[start DATASET RECORDS]

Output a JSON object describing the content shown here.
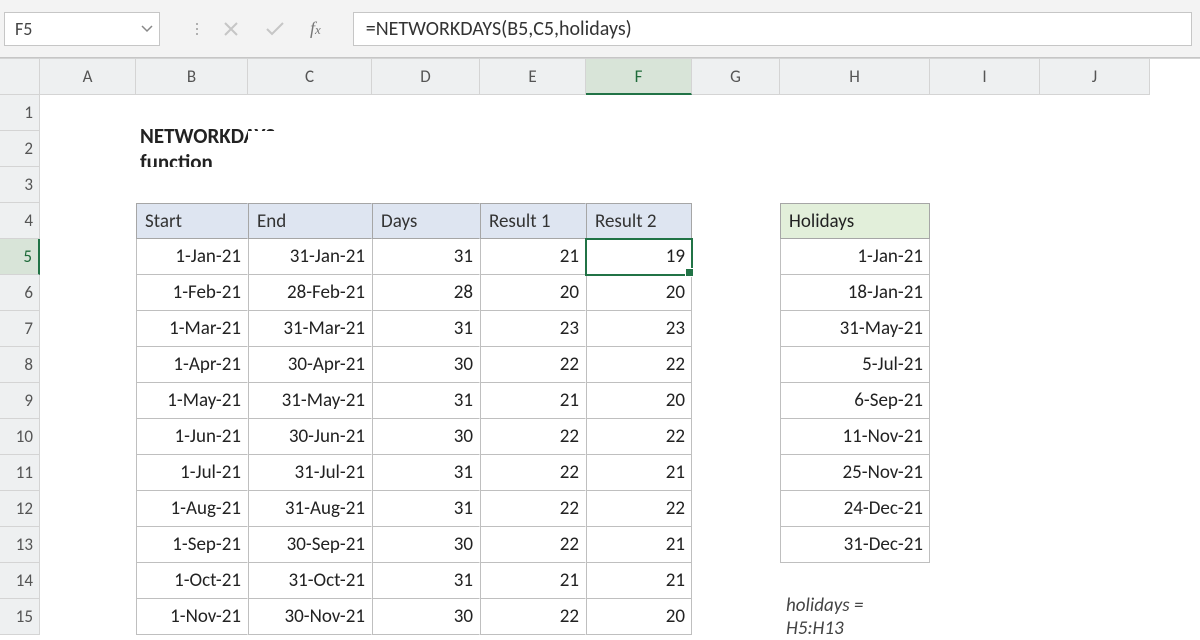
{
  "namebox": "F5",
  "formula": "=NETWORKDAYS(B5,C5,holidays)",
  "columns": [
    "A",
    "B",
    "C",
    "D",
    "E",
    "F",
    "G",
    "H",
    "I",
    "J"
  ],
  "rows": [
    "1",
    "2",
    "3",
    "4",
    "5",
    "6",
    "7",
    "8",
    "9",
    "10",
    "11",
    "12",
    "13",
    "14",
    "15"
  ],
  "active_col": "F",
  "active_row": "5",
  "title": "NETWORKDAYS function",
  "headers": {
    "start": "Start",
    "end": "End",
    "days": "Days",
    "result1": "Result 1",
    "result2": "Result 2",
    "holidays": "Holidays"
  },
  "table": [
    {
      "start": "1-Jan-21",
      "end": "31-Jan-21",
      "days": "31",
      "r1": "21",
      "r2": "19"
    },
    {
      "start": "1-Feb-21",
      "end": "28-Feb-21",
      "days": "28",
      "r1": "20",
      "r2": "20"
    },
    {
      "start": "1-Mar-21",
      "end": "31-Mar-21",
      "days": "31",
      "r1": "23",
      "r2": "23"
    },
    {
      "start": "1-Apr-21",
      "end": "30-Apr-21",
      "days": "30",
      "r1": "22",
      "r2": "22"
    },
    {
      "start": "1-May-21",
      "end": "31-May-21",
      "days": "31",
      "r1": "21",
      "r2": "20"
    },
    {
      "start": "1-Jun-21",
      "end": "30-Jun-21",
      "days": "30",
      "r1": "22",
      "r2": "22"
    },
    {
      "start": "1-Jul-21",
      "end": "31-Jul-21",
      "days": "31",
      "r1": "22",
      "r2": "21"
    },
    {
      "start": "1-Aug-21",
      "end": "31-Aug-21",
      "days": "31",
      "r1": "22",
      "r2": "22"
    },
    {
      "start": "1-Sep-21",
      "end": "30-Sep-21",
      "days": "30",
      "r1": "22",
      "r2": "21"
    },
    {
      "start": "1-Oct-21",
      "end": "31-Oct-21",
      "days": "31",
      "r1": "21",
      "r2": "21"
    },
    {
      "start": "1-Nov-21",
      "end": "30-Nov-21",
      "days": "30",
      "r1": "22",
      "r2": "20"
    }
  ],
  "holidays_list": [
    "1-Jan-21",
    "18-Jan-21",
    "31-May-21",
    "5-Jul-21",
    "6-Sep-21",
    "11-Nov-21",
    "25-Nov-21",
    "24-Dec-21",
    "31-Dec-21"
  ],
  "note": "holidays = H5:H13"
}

[end DATASET RECORDS]

YOUR TASK: Omitting all images, retype each line of the records precisely.

EXERCISE SOLUTION:
Output a JSON object describing the content shown here.
{
  "namebox": "F5",
  "formula": "=NETWORKDAYS(B5,C5,holidays)",
  "columns": [
    "A",
    "B",
    "C",
    "D",
    "E",
    "F",
    "G",
    "H",
    "I",
    "J"
  ],
  "rows": [
    "1",
    "2",
    "3",
    "4",
    "5",
    "6",
    "7",
    "8",
    "9",
    "10",
    "11",
    "12",
    "13",
    "14",
    "15"
  ],
  "active_col": "F",
  "active_row": "5",
  "title": "NETWORKDAYS function",
  "headers": {
    "start": "Start",
    "end": "End",
    "days": "Days",
    "result1": "Result 1",
    "result2": "Result 2",
    "holidays": "Holidays"
  },
  "table": [
    {
      "start": "1-Jan-21",
      "end": "31-Jan-21",
      "days": "31",
      "r1": "21",
      "r2": "19"
    },
    {
      "start": "1-Feb-21",
      "end": "28-Feb-21",
      "days": "28",
      "r1": "20",
      "r2": "20"
    },
    {
      "start": "1-Mar-21",
      "end": "31-Mar-21",
      "days": "31",
      "r1": "23",
      "r2": "23"
    },
    {
      "start": "1-Apr-21",
      "end": "30-Apr-21",
      "days": "30",
      "r1": "22",
      "r2": "22"
    },
    {
      "start": "1-May-21",
      "end": "31-May-21",
      "days": "31",
      "r1": "21",
      "r2": "20"
    },
    {
      "start": "1-Jun-21",
      "end": "30-Jun-21",
      "days": "30",
      "r1": "22",
      "r2": "22"
    },
    {
      "start": "1-Jul-21",
      "end": "31-Jul-21",
      "days": "31",
      "r1": "22",
      "r2": "21"
    },
    {
      "start": "1-Aug-21",
      "end": "31-Aug-21",
      "days": "31",
      "r1": "22",
      "r2": "22"
    },
    {
      "start": "1-Sep-21",
      "end": "30-Sep-21",
      "days": "30",
      "r1": "22",
      "r2": "21"
    },
    {
      "start": "1-Oct-21",
      "end": "31-Oct-21",
      "days": "31",
      "r1": "21",
      "r2": "21"
    },
    {
      "start": "1-Nov-21",
      "end": "30-Nov-21",
      "days": "30",
      "r1": "22",
      "r2": "20"
    }
  ],
  "holidays_list": [
    "1-Jan-21",
    "18-Jan-21",
    "31-May-21",
    "5-Jul-21",
    "6-Sep-21",
    "11-Nov-21",
    "25-Nov-21",
    "24-Dec-21",
    "31-Dec-21"
  ],
  "note": "holidays = H5:H13"
}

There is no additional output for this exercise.